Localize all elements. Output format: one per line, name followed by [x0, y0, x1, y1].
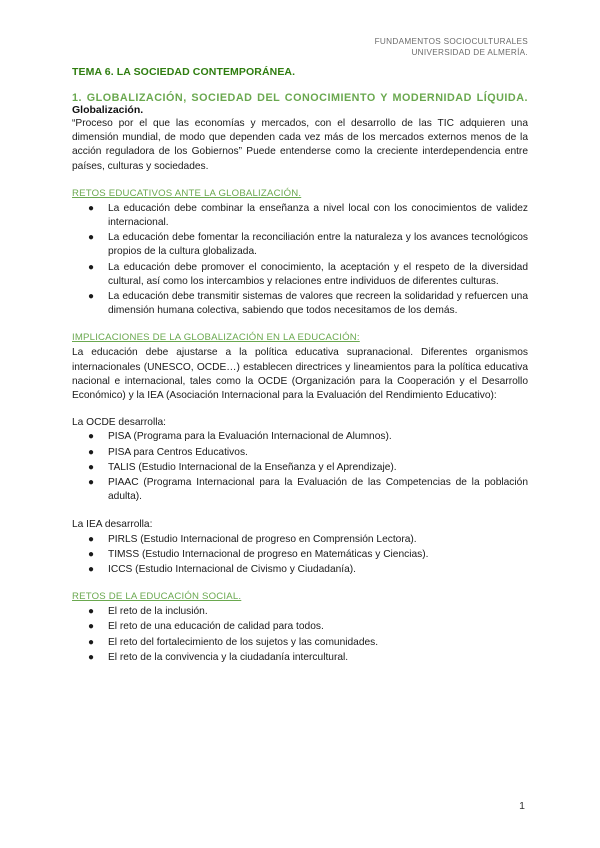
ocde-intro: La OCDE desarrolla: [72, 417, 166, 429]
bullet-icon: ● [88, 291, 95, 303]
page-content [72, 66, 528, 666]
list-item: ● El reto de la convivencia y la ciudadanía intercultural. [108, 651, 528, 665]
bullet-icon: ● [88, 261, 95, 273]
retos-social-list [72, 605, 528, 665]
list-item: ● La educación debe fomentar la reconciliación entre la naturaleza y los avances tecnológicos propios de la cultura globalizada. [88, 232, 528, 258]
list-item: ● La educación debe transmitir sistemas de valores que recreen la solidaridad y refuercen una dimensión humana colectiva, sabiendo que todos necesitamos de los demás. [88, 291, 528, 317]
list-item: ● PIRLS (Estudio Internacional de progreso en Comprensión Lectora). [108, 533, 528, 547]
bullet-icon: ● [88, 606, 95, 618]
list-item: ● La educación debe promover el conocimiento, la aceptación y el respeto de la diversidad cultural, así como los intercambios y relaciones entre individuos de diferentes culturas. [88, 261, 528, 287]
bullet-icon: ● [88, 431, 95, 443]
list-item: ● El reto de una educación de calidad para todos. [108, 620, 528, 634]
bullet-icon: ● [88, 564, 95, 576]
list-item: ● PIAAC (Programa Internacional para la Evaluación de las Competencias de la población adulta). [88, 477, 528, 503]
implicaciones-heading: IMPLICACIONES DE LA GLOBALIZACIÓN EN LA EDUCACIÓN: [72, 332, 360, 344]
globalizacion-definition: “Proceso por el que las economías y mercados, con el desarrollo de las TIC adquieren una dimensión mundial, de modo que dependen cada vez más de los mercados externos menos de la acción reguladora de los Gobiernos” Puede entenderse como la creciente interdependencia entre países, culturas y sociedades. [72, 118, 528, 172]
bullet-icon: ● [88, 636, 95, 648]
globalizacion-subheading: Globalización. [72, 104, 144, 116]
bullet-icon: ● [88, 533, 95, 545]
bullet-icon: ● [88, 202, 95, 214]
list-item: ● El reto de la inclusión. [108, 605, 528, 619]
list-item: ● PISA para Centros Educativos. [108, 446, 528, 460]
iea-list [72, 533, 528, 578]
list-item: ● TALIS (Estudio Internacional de la Enseñanza y el Aprendizaje). [108, 461, 528, 475]
bullet-icon: ● [88, 548, 95, 560]
iea-intro: La IEA desarrolla: [72, 519, 153, 531]
ocde-list [72, 430, 528, 504]
retos-educativos-list [72, 202, 528, 319]
bullet-icon: ● [88, 651, 95, 663]
page-header [375, 36, 528, 58]
header-university: UNIVERSIDAD DE ALMERÍA. [411, 48, 528, 57]
list-item: ● PISA (Programa para la Evaluación Internacional de Alumnos). [108, 430, 528, 444]
page-number: 1 [519, 800, 525, 812]
bullet-icon: ● [88, 461, 95, 473]
topic-title: TEMA 6. LA SOCIEDAD CONTEMPORÁNEA. [72, 66, 296, 78]
list-item: ● La educación debe combinar la enseñanza a nivel local con los conocimientos de validez internacional. [88, 202, 528, 229]
implicaciones-text: La educación debe ajustarse a la política educativa supranacional. Diferentes organismos internacionales (UNESCO, OCDE…) establecen directrices y lineamientos para la política educativa nacional e internacional, tales como la OCDE (Organización para la Cooperación y el Desarrollo Económico) y la IEA (Asociación Internacional para la Evaluación del Rendimiento Educativo): [72, 347, 528, 402]
retos-social-heading: RETOS DE LA EDUCACIÓN SOCIAL. [72, 591, 242, 603]
bullet-icon: ● [88, 621, 95, 633]
list-item: ● TIMSS (Estudio Internacional de progreso en Matemáticas y Ciencias). [108, 548, 528, 562]
retos-educativos-heading: RETOS EDUCATIVOS ANTE LA GLOBALIZACIÓN. [72, 187, 302, 199]
list-item: ● El reto del fortalecimiento de los sujetos y las comunidades. [108, 636, 528, 650]
bullet-icon: ● [88, 477, 95, 489]
section-1-heading: 1. GLOBALIZACIÓN, SOCIEDAD DEL CONOCIMIENTO Y MODERNIDAD LÍQUIDA. [72, 92, 528, 104]
list-item: ● ICCS (Estudio Internacional de Civismo y Ciudadanía). [108, 563, 528, 577]
bullet-icon: ● [88, 446, 95, 458]
bullet-icon: ● [88, 232, 95, 244]
header-course: FUNDAMENTOS SOCIOCULTURALES [374, 37, 528, 46]
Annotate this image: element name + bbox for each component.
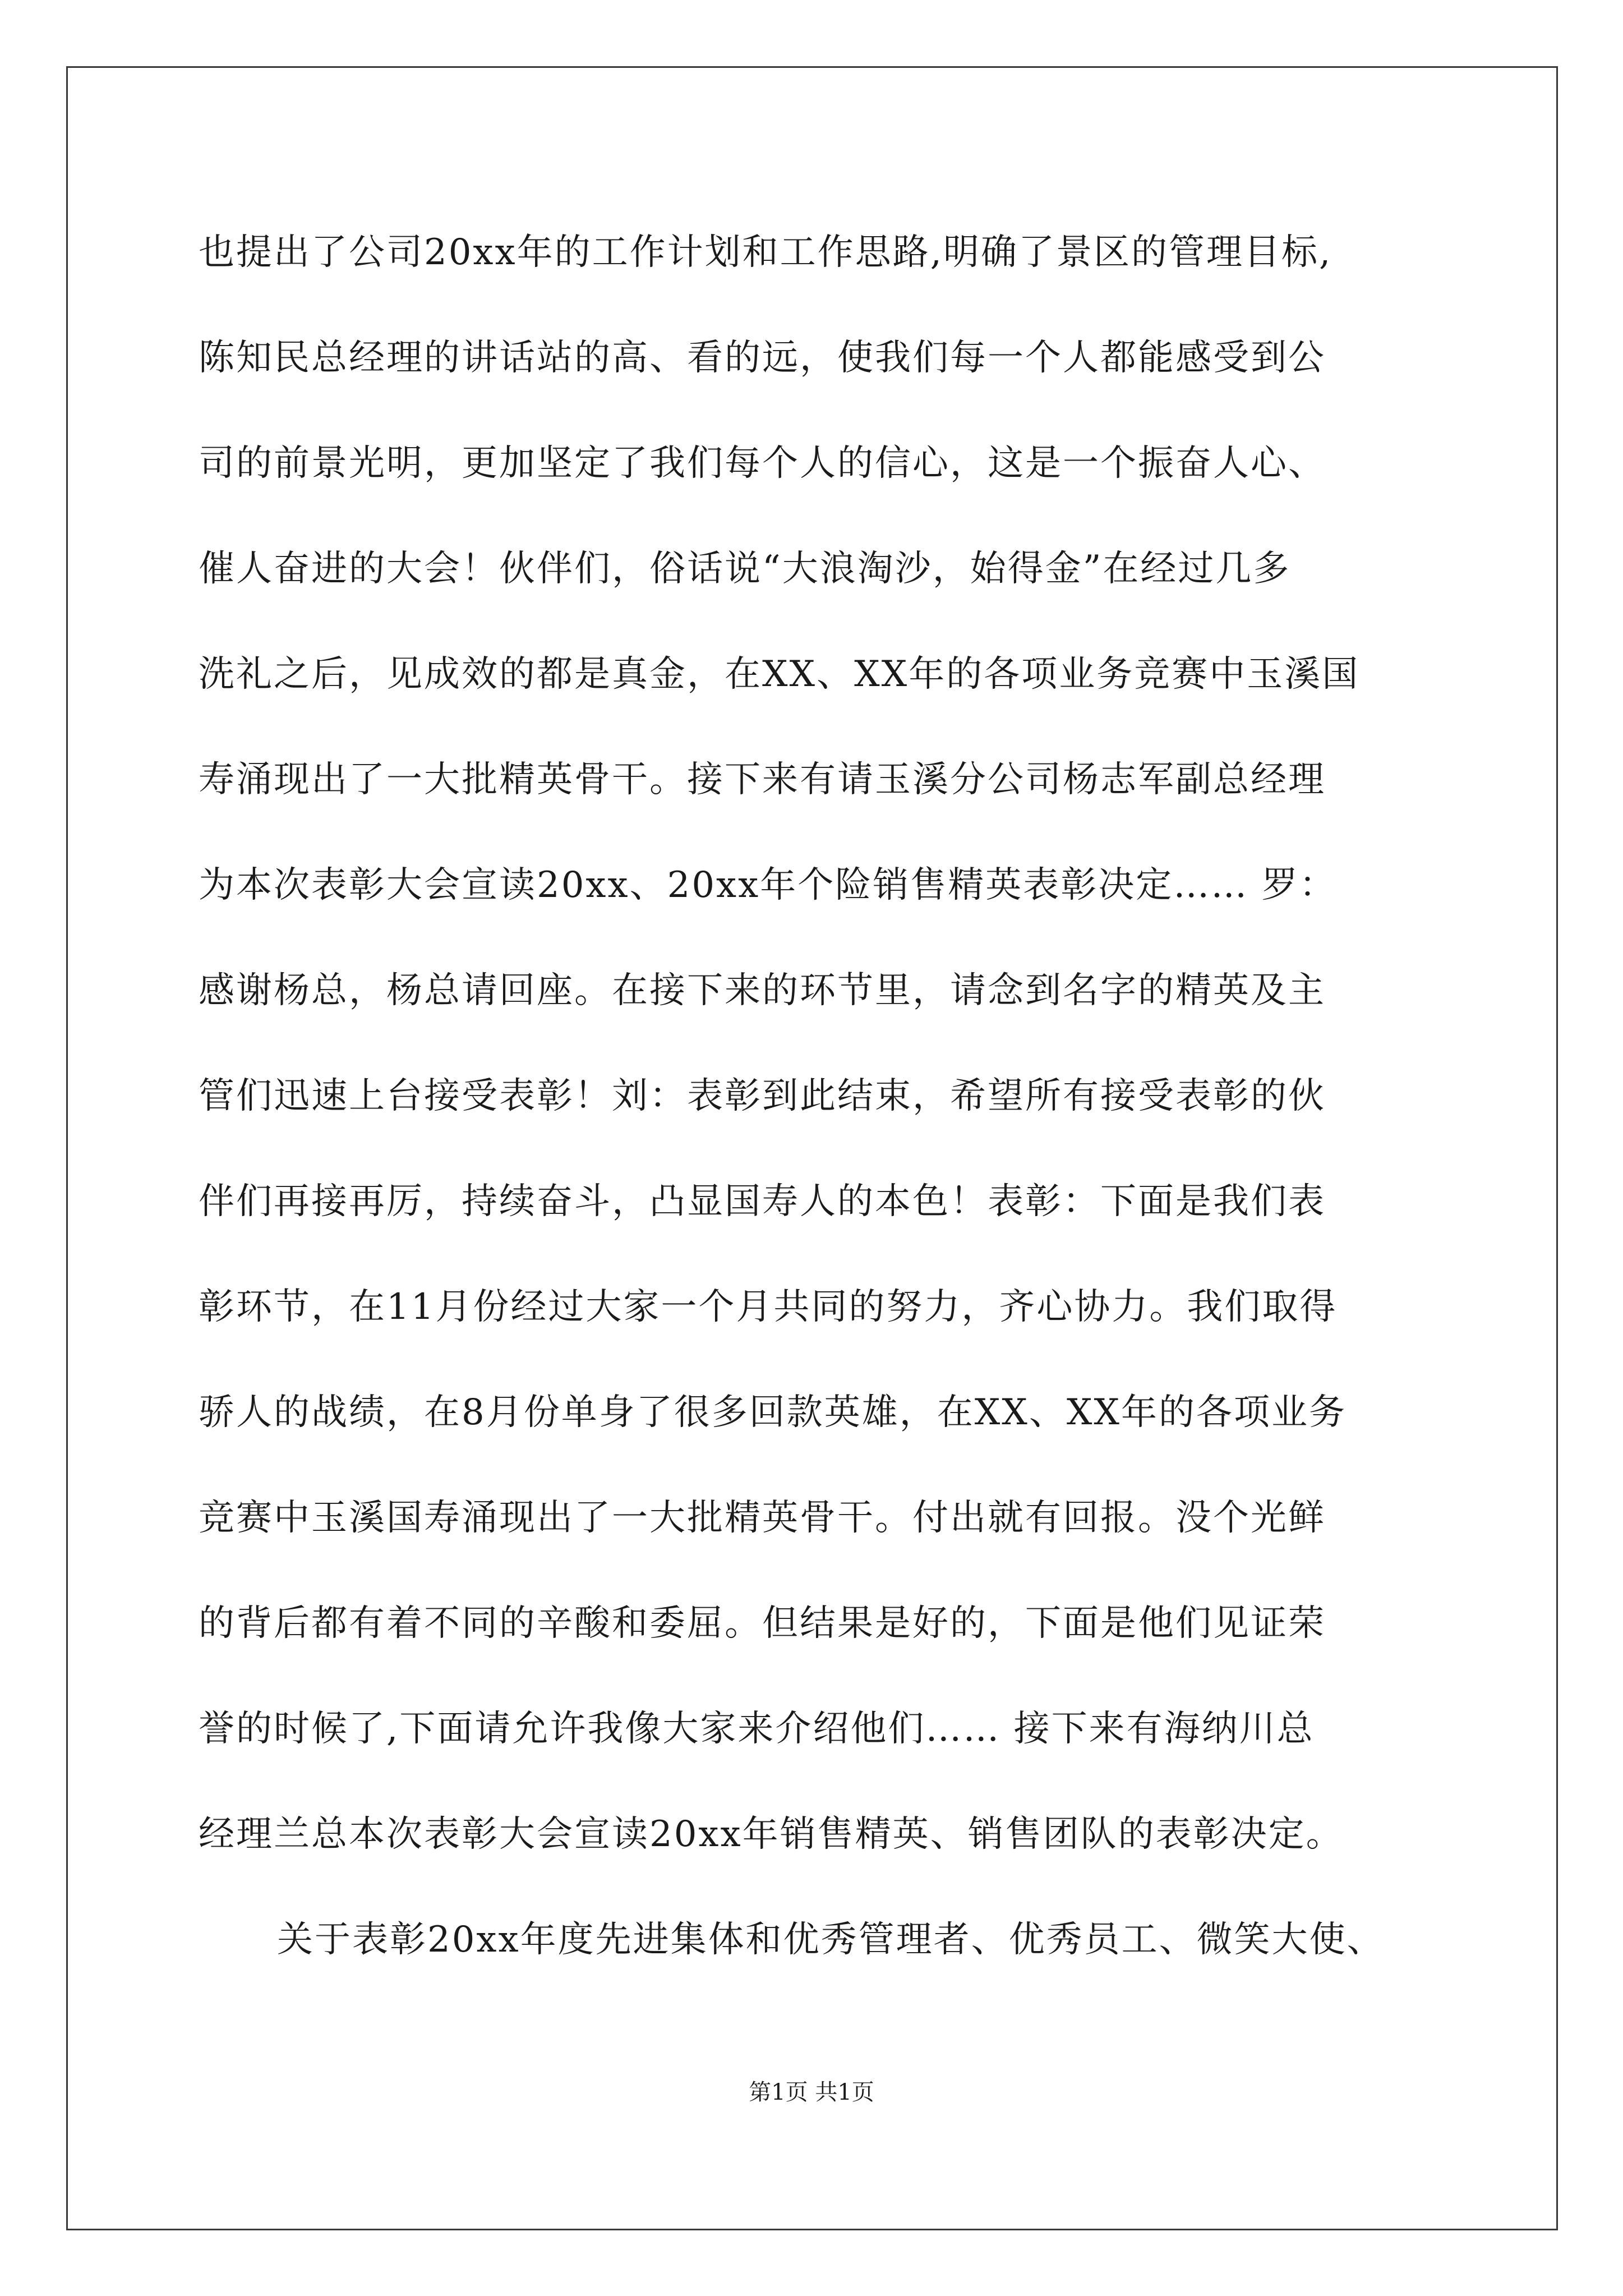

§ **Required task**
Change "bullet-icon" to "bullet-marker" wherever it occurs in everything from the line containing "ocde-intro: La OCDE" down to the line containing "118, 528, 172]", and reproduce only those lines with nothing else altered.

§ **Correct response**
ocde-intro: La OCDE desarrolla: [72, 417, 166, 429]
bullet-marker: ● [88, 291, 95, 303]
page-content [72, 66, 528, 666]
list-item: ● El reto de la convivencia y la ciudadanía intercultural. [108, 651, 528, 665]
bullet-marker: ● [88, 261, 95, 273]
retos-social-list [72, 605, 528, 665]
list-item: ● La educación debe fomentar la reconciliación entre la naturaleza y los avances tecnológicos propios de la cultura globalizada. [88, 232, 528, 258]
list-item: ● La educación debe transmitir sistemas de valores que recreen la solidaridad y refuercen una dimensión humana colectiva, sabiendo que todos necesitamos de los demás. [88, 291, 528, 317]
list-item: ● PIRLS (Estudio Internacional de progreso en Comprensión Lectora). [108, 533, 528, 547]
bullet-marker: ● [88, 606, 95, 618]
list-item: ● La educación debe promover el conocimiento, la aceptación y el respeto de la diversidad cultural, así como los intercambios y relaciones entre individuos de diferentes culturas. [88, 261, 528, 287]
bullet-marker: ● [88, 431, 95, 443]
list-item: ● El reto de una educación de calidad para todos. [108, 620, 528, 634]
bullet-marker: ● [88, 564, 95, 576]
list-item: ● PIAAC (Programa Internacional para la Evaluación de las Competencias de la población adulta). [88, 477, 528, 503]
implicaciones-heading: IMPLICACIONES DE LA GLOBALIZACIÓN EN LA EDUCACIÓN: [72, 332, 360, 344]
globalizacion-definition: “Proceso por el que las economías y mercados, con el desarrollo de las TIC adquieren una dimensión mundial, de modo que dependen cada vez más de los mercados externos menos de la acción reguladora de los Gobiernos” Puede entenderse como la creciente interdependencia entre países, culturas y sociedades. [72, 118, 528, 172]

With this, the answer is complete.